● **GOAL OF THE EXERCISE**
Quote the records in full and leave their pictures out.

[Stored entries]
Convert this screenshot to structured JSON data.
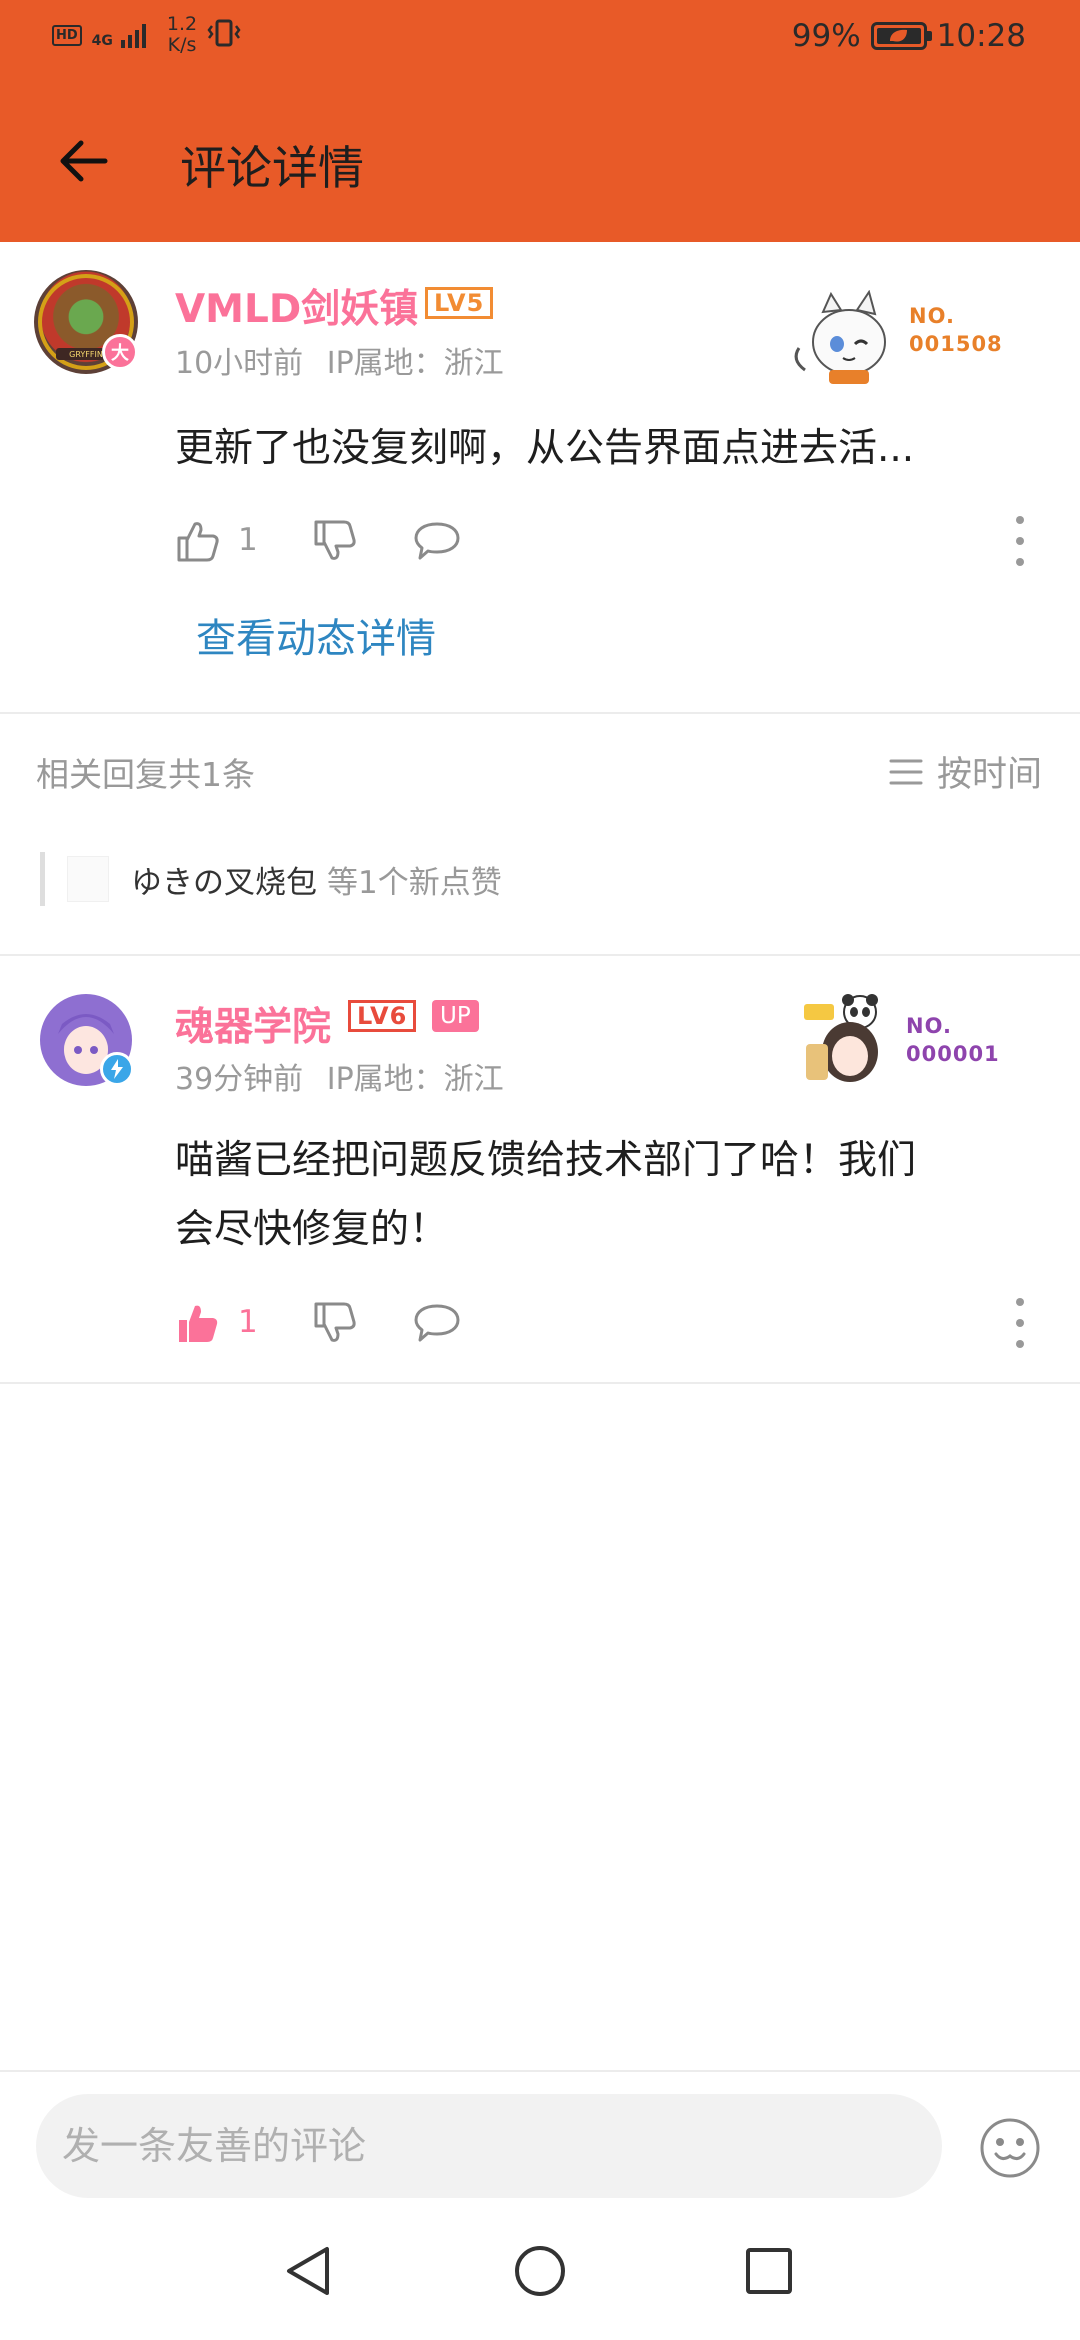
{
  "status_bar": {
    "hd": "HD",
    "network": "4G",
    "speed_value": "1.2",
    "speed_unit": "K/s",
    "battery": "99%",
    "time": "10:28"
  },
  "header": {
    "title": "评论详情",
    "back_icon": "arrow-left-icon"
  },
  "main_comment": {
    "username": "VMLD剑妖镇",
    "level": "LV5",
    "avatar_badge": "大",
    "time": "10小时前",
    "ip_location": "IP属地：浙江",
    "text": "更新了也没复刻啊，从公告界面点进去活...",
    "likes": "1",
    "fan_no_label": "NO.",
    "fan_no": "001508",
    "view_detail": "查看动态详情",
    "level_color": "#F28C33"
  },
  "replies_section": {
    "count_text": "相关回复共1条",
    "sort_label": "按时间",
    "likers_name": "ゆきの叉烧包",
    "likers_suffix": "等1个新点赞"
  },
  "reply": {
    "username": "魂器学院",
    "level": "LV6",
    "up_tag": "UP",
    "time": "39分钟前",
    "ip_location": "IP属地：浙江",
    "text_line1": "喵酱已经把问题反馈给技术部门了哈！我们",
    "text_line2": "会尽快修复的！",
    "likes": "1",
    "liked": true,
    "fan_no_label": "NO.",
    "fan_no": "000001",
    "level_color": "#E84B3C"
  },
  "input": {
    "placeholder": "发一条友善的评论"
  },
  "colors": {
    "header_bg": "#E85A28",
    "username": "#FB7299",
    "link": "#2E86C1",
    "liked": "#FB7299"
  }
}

● **OUTPUT**
Convert this screenshot to structured JSON data.
{
  "status_bar": {
    "hd": "HD",
    "network": "4G",
    "speed_value": "1.2",
    "speed_unit": "K/s",
    "battery": "99%",
    "time": "10:28"
  },
  "header": {
    "title": "评论详情",
    "back_icon": "arrow-left-icon"
  },
  "main_comment": {
    "username": "VMLD剑妖镇",
    "level": "LV5",
    "avatar_badge": "大",
    "time": "10小时前",
    "ip_location": "IP属地：浙江",
    "text": "更新了也没复刻啊，从公告界面点进去活...",
    "likes": "1",
    "fan_no_label": "NO.",
    "fan_no": "001508",
    "view_detail": "查看动态详情",
    "level_color": "#F28C33"
  },
  "replies_section": {
    "count_text": "相关回复共1条",
    "sort_label": "按时间",
    "likers_name": "ゆきの叉烧包",
    "likers_suffix": "等1个新点赞"
  },
  "reply": {
    "username": "魂器学院",
    "level": "LV6",
    "up_tag": "UP",
    "time": "39分钟前",
    "ip_location": "IP属地：浙江",
    "text_line1": "喵酱已经把问题反馈给技术部门了哈！我们",
    "text_line2": "会尽快修复的！",
    "likes": "1",
    "liked": true,
    "fan_no_label": "NO.",
    "fan_no": "000001",
    "level_color": "#E84B3C"
  },
  "input": {
    "placeholder": "发一条友善的评论"
  },
  "colors": {
    "header_bg": "#E85A28",
    "username": "#FB7299",
    "link": "#2E86C1",
    "liked": "#FB7299"
  }
}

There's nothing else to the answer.